What the exercise asks
Copy all lines of the listing that include the string "cluster".

Source material
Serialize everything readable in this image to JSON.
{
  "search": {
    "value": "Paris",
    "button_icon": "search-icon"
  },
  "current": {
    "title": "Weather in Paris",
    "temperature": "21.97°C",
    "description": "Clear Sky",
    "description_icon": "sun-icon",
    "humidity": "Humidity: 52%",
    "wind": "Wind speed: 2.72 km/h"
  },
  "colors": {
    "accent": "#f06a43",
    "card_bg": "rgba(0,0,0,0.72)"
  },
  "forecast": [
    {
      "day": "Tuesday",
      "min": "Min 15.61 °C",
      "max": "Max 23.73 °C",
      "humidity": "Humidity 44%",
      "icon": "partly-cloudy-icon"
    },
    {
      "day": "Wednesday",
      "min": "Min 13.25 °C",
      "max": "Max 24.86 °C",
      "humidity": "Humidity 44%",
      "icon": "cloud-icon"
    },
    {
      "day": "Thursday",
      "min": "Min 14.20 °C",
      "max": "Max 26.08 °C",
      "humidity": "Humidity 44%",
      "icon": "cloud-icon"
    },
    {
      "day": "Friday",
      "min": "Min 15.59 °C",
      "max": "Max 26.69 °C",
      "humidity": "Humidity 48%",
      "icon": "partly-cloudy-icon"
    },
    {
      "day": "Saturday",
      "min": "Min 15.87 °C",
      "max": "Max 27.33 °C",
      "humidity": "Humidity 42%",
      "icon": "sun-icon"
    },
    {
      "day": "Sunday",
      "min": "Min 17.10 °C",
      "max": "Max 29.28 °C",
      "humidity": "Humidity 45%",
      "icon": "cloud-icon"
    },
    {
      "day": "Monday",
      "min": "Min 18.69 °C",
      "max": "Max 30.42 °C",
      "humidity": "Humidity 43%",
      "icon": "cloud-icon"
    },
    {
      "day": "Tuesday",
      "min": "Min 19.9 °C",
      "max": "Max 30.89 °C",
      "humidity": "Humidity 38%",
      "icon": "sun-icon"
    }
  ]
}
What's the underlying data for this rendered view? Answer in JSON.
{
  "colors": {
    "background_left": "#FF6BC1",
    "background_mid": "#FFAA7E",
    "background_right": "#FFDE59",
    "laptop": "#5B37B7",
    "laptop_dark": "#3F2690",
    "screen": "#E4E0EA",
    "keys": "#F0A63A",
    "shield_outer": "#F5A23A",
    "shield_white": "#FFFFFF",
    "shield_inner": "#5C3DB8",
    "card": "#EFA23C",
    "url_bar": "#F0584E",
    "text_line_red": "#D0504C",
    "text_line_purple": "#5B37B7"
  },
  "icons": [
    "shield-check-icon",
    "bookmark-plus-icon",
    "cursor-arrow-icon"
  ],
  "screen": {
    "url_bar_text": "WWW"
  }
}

--

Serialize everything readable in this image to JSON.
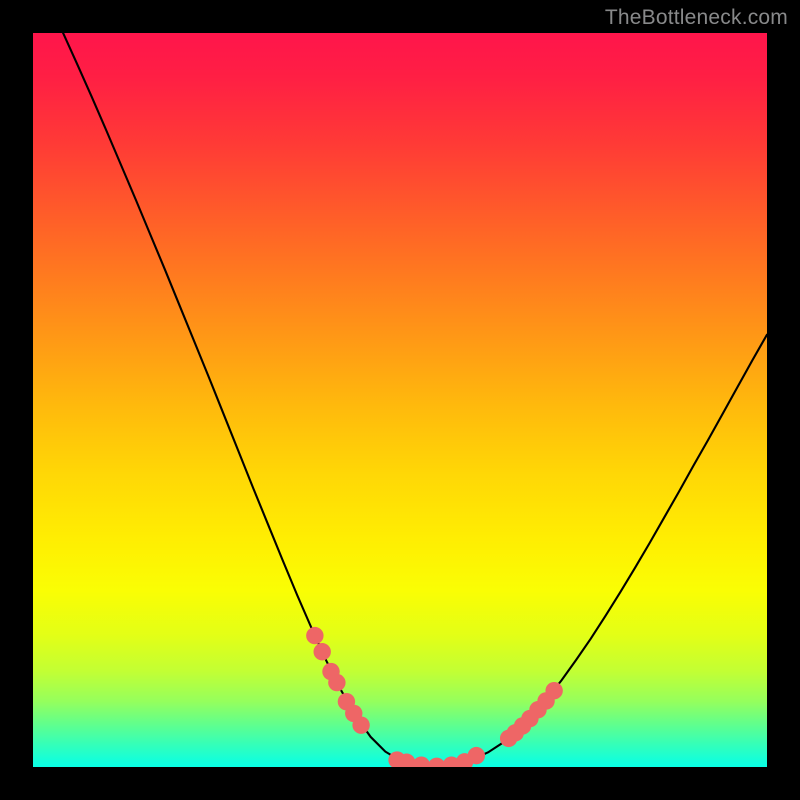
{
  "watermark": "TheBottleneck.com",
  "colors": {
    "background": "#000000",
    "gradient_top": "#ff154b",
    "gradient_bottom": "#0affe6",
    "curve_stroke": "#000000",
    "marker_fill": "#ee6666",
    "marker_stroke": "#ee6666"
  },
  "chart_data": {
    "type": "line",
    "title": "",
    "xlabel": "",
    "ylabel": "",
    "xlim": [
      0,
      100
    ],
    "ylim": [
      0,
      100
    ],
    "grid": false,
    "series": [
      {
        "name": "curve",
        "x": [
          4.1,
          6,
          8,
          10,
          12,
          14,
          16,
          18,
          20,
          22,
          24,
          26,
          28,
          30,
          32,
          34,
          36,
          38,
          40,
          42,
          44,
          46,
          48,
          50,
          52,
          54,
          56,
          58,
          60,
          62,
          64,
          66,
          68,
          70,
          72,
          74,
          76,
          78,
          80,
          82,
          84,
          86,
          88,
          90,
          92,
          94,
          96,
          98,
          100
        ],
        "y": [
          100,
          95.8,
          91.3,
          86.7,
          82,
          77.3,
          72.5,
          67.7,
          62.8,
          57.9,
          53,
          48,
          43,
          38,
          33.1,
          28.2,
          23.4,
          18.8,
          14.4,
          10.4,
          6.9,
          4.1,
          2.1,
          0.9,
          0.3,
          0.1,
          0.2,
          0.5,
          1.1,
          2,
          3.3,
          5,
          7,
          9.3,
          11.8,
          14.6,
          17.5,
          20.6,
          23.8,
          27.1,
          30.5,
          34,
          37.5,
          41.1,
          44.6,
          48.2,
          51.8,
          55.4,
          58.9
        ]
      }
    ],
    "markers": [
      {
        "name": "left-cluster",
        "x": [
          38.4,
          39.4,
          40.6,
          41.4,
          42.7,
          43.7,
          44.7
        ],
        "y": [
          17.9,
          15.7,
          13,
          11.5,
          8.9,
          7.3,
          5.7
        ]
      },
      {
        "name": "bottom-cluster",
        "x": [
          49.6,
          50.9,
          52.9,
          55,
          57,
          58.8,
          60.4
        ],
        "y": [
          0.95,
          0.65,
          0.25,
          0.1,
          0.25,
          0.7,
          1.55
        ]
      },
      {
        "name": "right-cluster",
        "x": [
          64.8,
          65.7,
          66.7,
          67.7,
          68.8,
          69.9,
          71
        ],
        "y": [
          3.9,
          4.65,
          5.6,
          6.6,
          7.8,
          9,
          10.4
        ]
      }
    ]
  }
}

* * *

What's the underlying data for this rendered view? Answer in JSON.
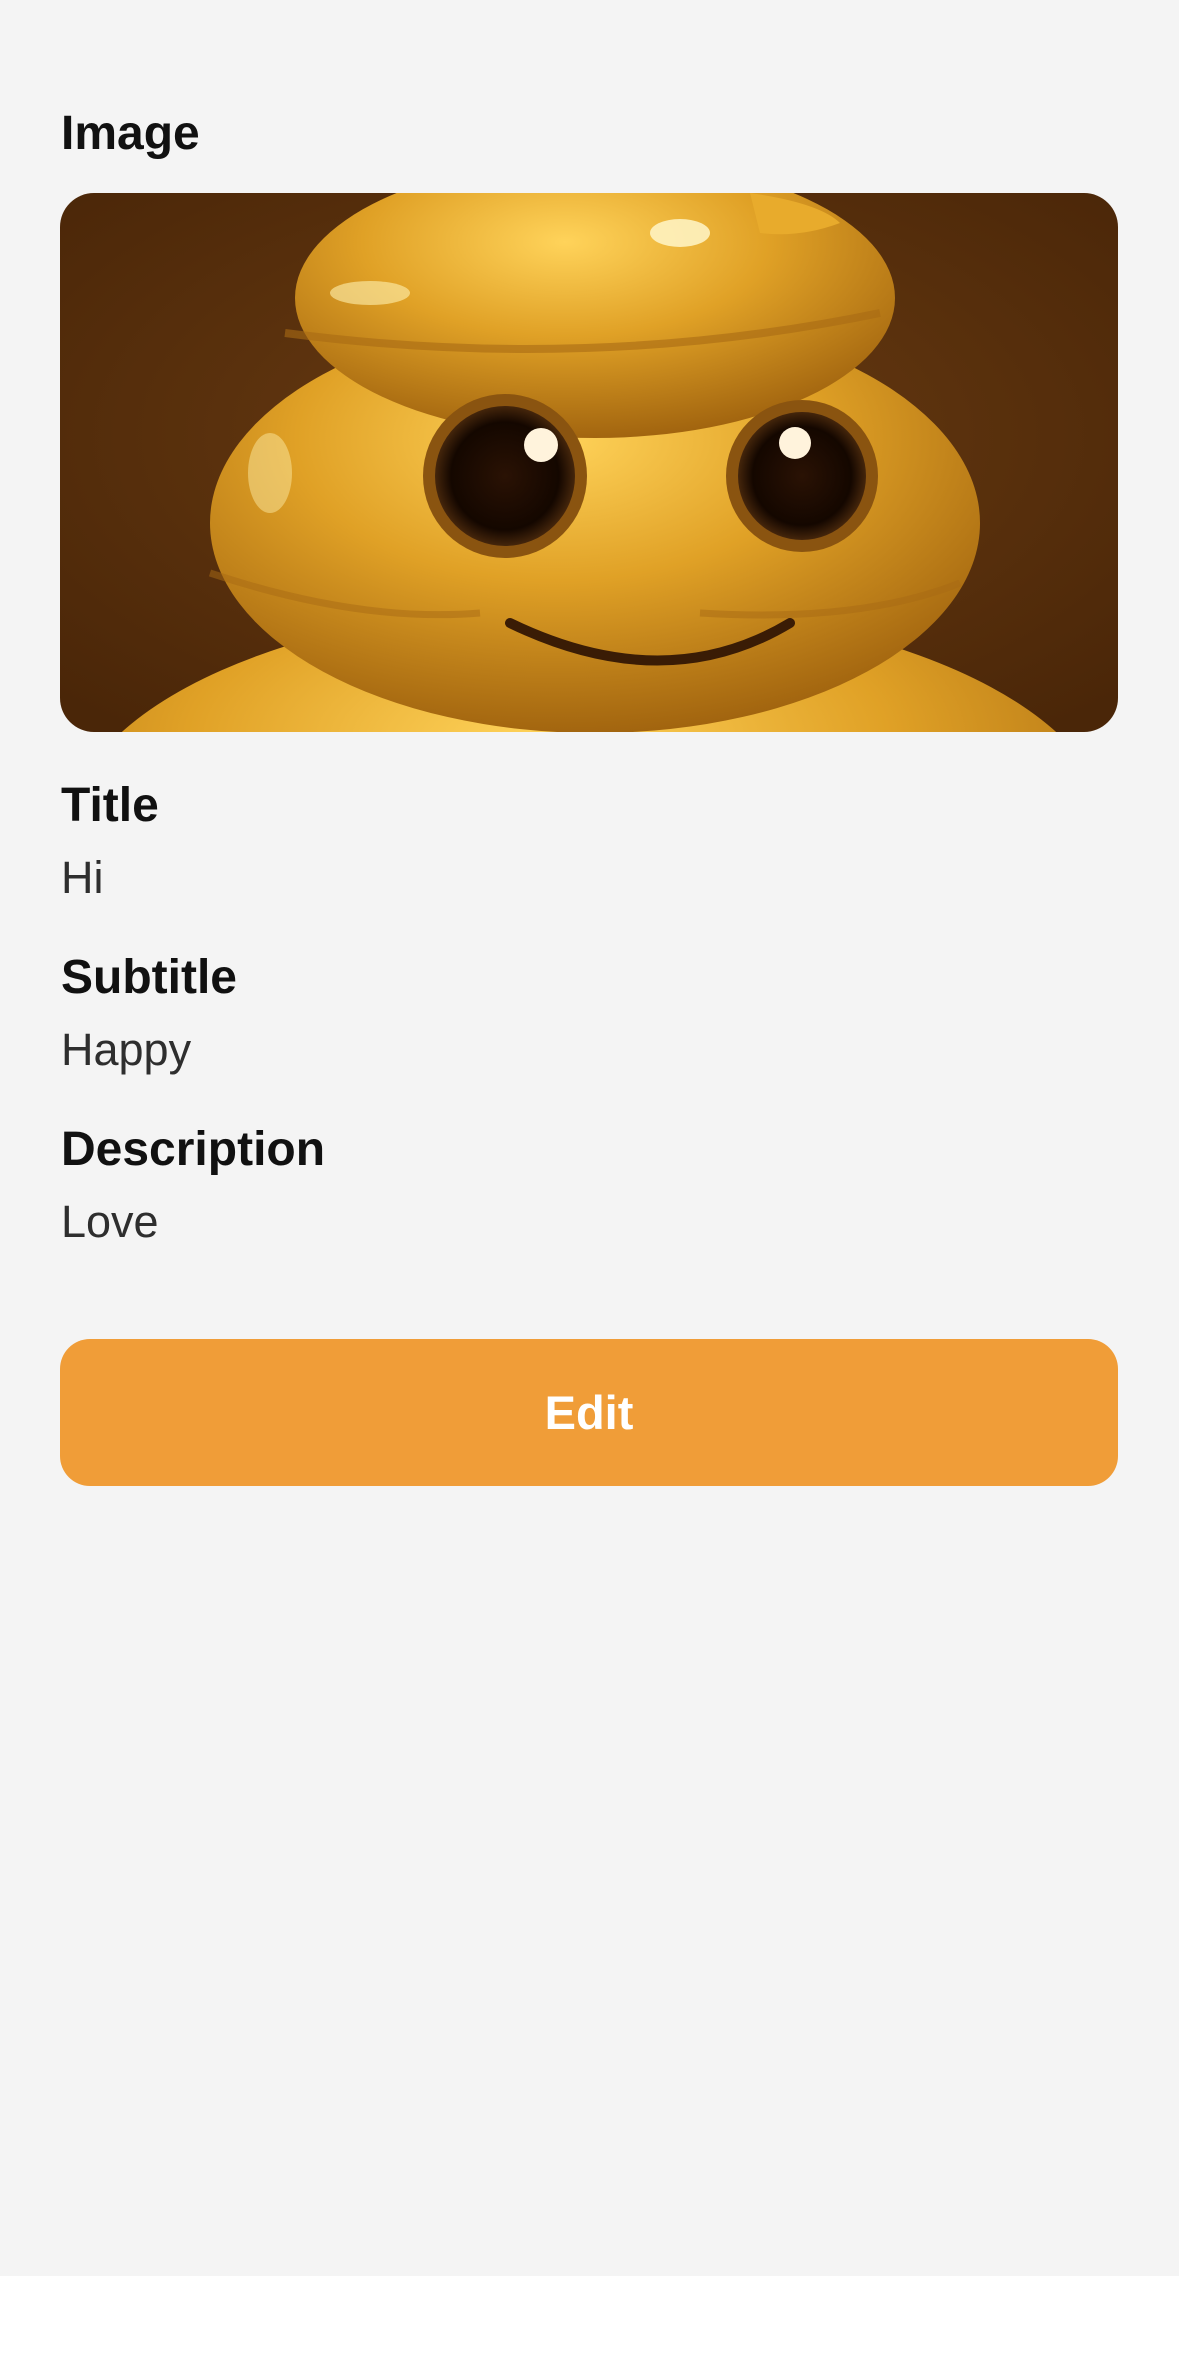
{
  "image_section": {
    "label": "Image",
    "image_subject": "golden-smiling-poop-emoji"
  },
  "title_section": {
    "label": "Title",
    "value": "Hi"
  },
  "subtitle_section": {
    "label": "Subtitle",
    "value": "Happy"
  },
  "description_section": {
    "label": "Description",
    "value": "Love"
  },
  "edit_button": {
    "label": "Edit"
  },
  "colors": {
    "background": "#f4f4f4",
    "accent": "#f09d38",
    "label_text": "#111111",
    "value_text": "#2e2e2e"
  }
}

Reply to the exercise
        "name": "left-cluster",
        "name": "bottom-cluster",
        "name": "right-cluster",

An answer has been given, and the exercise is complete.